[EXERCISE DESCRIPTION]:
Copy each line below that includes "BTIM".

[INPUT]:
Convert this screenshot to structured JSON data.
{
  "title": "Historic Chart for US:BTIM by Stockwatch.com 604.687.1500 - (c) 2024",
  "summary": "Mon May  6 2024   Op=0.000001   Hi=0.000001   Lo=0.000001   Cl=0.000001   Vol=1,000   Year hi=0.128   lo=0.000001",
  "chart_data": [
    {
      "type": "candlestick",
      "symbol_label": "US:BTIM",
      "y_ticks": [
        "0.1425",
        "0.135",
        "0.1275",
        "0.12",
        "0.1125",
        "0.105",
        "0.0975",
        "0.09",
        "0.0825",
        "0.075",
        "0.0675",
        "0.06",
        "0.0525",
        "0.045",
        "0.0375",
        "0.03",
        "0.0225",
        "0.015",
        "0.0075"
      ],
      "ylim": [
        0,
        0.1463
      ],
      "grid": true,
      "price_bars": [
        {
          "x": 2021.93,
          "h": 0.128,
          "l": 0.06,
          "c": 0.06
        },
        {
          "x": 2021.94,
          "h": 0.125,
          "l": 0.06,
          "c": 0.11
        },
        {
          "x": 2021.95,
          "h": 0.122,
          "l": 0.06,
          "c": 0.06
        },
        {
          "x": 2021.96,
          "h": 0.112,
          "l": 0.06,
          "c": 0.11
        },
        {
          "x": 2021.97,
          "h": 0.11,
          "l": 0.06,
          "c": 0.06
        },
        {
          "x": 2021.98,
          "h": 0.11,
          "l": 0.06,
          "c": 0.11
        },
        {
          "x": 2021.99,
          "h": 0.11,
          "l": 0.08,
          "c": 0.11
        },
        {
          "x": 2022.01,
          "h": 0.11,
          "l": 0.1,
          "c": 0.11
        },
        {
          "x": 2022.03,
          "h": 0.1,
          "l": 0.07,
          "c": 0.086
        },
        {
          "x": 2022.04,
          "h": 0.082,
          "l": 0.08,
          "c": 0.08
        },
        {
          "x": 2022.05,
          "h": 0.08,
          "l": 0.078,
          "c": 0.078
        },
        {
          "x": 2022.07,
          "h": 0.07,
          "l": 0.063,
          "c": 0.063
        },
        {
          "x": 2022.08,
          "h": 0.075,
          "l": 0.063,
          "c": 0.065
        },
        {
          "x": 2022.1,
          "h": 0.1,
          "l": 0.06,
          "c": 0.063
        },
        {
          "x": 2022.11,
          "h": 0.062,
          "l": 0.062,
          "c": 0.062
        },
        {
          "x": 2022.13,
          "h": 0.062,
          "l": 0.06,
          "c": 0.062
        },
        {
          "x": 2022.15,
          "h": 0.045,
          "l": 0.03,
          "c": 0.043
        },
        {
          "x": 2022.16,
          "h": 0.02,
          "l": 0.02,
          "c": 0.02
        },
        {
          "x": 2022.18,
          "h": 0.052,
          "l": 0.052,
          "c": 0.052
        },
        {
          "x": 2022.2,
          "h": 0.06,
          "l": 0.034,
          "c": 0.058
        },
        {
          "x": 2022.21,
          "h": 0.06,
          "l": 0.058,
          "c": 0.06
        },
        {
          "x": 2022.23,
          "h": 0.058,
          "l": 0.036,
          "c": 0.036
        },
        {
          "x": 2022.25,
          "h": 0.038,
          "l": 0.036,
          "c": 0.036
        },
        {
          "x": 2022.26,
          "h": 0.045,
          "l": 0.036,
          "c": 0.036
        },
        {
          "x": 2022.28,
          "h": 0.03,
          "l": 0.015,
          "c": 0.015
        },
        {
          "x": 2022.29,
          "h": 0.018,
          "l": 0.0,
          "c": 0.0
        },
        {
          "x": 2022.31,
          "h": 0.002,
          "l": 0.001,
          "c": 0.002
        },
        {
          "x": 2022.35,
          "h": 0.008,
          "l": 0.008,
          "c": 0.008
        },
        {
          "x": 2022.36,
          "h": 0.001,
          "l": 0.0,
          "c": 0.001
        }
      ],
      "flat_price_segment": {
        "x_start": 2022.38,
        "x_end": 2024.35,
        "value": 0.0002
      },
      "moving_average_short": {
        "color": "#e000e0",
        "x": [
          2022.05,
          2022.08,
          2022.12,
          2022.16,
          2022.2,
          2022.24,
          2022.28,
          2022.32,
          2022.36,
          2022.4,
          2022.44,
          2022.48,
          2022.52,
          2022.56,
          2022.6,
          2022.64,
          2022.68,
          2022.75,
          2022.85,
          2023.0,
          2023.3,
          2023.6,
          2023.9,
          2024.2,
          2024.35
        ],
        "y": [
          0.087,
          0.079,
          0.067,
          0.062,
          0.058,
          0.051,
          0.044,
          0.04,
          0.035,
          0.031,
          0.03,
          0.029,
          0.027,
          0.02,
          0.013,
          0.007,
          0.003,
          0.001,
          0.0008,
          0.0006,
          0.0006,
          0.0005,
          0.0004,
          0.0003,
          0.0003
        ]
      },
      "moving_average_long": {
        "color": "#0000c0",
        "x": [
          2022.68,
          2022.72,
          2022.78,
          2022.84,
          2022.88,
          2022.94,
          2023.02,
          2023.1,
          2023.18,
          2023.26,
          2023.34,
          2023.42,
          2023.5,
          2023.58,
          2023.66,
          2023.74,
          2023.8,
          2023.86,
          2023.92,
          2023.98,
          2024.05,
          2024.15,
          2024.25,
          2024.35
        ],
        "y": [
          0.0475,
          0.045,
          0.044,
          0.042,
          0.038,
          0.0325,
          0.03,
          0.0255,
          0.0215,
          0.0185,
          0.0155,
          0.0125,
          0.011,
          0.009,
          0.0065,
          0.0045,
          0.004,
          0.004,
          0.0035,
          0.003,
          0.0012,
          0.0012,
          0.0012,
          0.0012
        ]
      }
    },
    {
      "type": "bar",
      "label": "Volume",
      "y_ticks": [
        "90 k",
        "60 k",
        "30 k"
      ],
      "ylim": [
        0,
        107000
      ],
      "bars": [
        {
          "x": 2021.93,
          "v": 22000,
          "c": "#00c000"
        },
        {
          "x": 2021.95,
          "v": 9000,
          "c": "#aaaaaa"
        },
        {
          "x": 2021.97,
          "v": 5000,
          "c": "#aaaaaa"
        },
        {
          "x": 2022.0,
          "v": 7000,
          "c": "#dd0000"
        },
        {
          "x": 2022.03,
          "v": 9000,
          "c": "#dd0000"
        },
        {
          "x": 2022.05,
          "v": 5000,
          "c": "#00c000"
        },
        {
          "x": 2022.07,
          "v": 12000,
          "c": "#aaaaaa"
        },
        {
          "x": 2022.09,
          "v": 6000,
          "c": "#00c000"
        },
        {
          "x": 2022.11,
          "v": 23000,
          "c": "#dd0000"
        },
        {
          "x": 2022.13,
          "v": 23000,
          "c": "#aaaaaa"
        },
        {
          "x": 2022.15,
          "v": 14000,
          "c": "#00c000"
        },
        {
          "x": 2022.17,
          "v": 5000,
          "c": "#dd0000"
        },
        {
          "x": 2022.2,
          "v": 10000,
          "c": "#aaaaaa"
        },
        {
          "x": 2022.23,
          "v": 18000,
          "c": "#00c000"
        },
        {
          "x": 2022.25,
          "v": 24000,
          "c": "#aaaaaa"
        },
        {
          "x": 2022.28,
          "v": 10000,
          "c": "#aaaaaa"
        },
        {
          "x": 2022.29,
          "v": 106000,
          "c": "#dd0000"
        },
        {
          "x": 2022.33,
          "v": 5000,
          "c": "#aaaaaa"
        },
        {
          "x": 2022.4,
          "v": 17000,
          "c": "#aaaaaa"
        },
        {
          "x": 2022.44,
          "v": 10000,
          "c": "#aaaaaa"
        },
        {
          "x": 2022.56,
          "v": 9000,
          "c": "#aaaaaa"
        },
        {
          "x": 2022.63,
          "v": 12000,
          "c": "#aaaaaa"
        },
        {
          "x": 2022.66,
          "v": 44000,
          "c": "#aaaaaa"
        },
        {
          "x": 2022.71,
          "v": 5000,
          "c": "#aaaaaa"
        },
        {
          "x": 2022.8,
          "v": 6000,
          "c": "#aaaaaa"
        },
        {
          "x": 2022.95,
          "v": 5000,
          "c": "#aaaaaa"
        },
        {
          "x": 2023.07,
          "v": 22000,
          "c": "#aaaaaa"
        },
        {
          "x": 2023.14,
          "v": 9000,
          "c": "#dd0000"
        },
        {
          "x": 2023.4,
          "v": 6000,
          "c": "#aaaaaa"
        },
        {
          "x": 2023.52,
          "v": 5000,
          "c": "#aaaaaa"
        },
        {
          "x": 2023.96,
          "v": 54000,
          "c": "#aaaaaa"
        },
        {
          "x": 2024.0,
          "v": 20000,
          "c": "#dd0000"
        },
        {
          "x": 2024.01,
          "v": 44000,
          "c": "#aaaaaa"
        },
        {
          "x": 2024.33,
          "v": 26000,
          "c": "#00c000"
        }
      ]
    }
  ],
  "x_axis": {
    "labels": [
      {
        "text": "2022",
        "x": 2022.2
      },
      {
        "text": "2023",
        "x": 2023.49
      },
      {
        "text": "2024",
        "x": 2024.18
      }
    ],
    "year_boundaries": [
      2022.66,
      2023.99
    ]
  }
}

* * *

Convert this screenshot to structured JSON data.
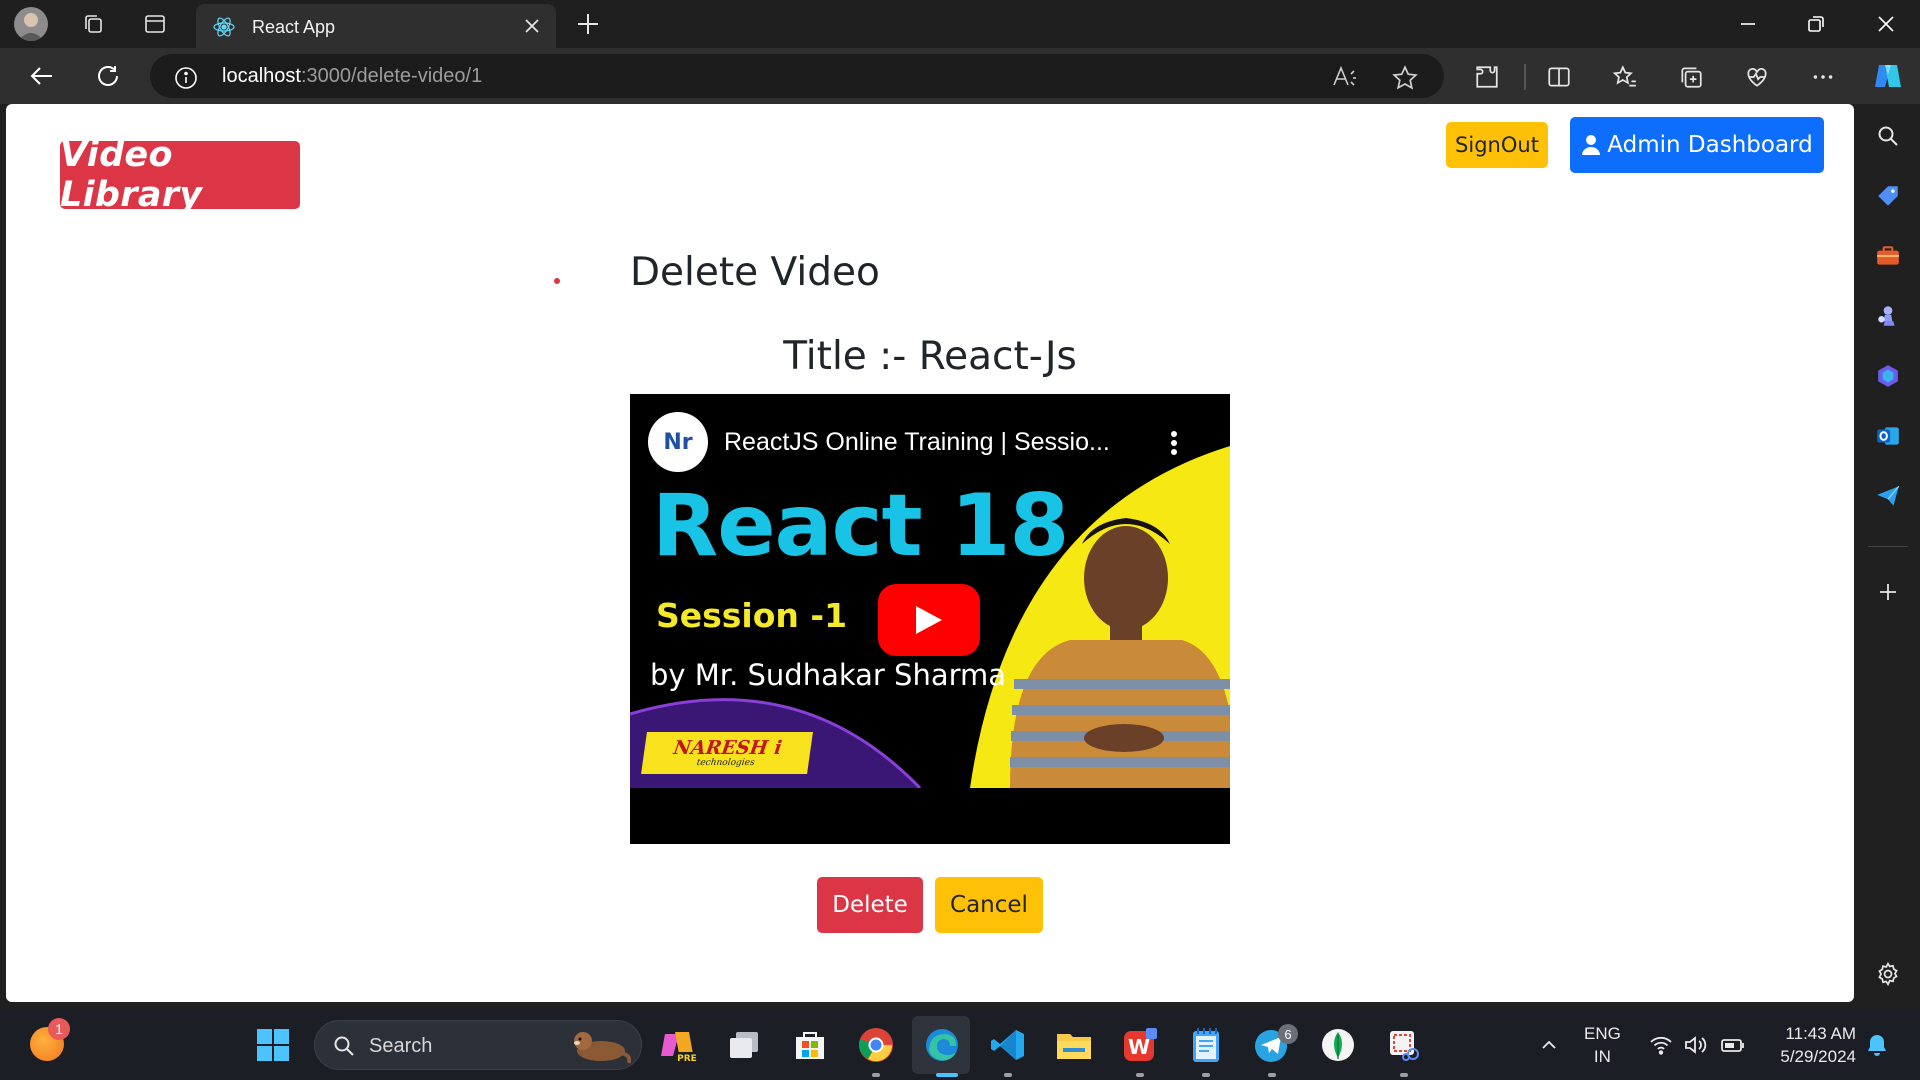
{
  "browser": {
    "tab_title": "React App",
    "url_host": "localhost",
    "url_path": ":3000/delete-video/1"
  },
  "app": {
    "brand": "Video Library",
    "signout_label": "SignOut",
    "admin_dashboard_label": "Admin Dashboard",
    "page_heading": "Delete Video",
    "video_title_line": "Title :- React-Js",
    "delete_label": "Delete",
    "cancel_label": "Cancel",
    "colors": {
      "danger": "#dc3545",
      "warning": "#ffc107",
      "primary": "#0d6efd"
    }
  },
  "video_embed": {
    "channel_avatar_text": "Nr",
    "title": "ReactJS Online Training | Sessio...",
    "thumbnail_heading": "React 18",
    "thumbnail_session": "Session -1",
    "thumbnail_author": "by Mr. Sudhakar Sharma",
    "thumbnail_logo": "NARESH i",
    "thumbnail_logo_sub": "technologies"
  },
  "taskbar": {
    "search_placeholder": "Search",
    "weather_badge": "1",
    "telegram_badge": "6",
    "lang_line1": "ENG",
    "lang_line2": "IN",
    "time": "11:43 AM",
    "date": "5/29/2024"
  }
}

...

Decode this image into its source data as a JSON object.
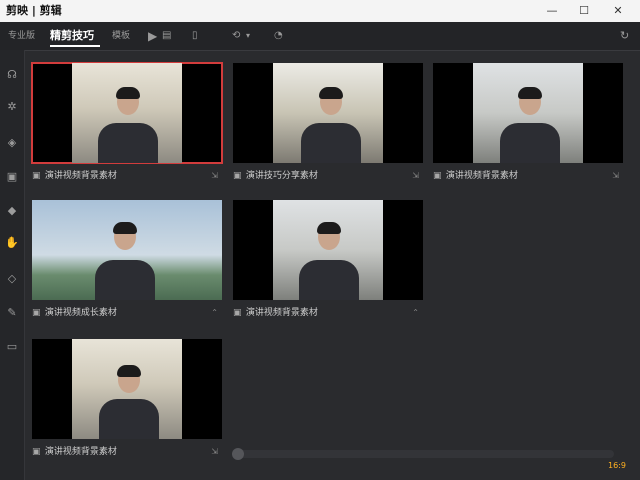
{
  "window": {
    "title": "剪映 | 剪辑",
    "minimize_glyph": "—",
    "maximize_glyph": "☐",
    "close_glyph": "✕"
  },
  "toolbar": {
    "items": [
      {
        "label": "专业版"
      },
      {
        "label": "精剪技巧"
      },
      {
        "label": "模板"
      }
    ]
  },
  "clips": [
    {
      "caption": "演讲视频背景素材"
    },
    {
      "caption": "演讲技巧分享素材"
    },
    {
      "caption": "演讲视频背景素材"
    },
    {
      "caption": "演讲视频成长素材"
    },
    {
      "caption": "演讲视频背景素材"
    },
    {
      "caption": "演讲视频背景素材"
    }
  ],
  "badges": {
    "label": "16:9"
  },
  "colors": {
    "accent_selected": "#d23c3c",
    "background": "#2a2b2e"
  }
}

[FINAL RESULT]:
  "title": "Historic Chart for US:BTIM by Stockwatch.com 604.687.1500 - (c) 2024",
      "symbol_label": "US:BTIM",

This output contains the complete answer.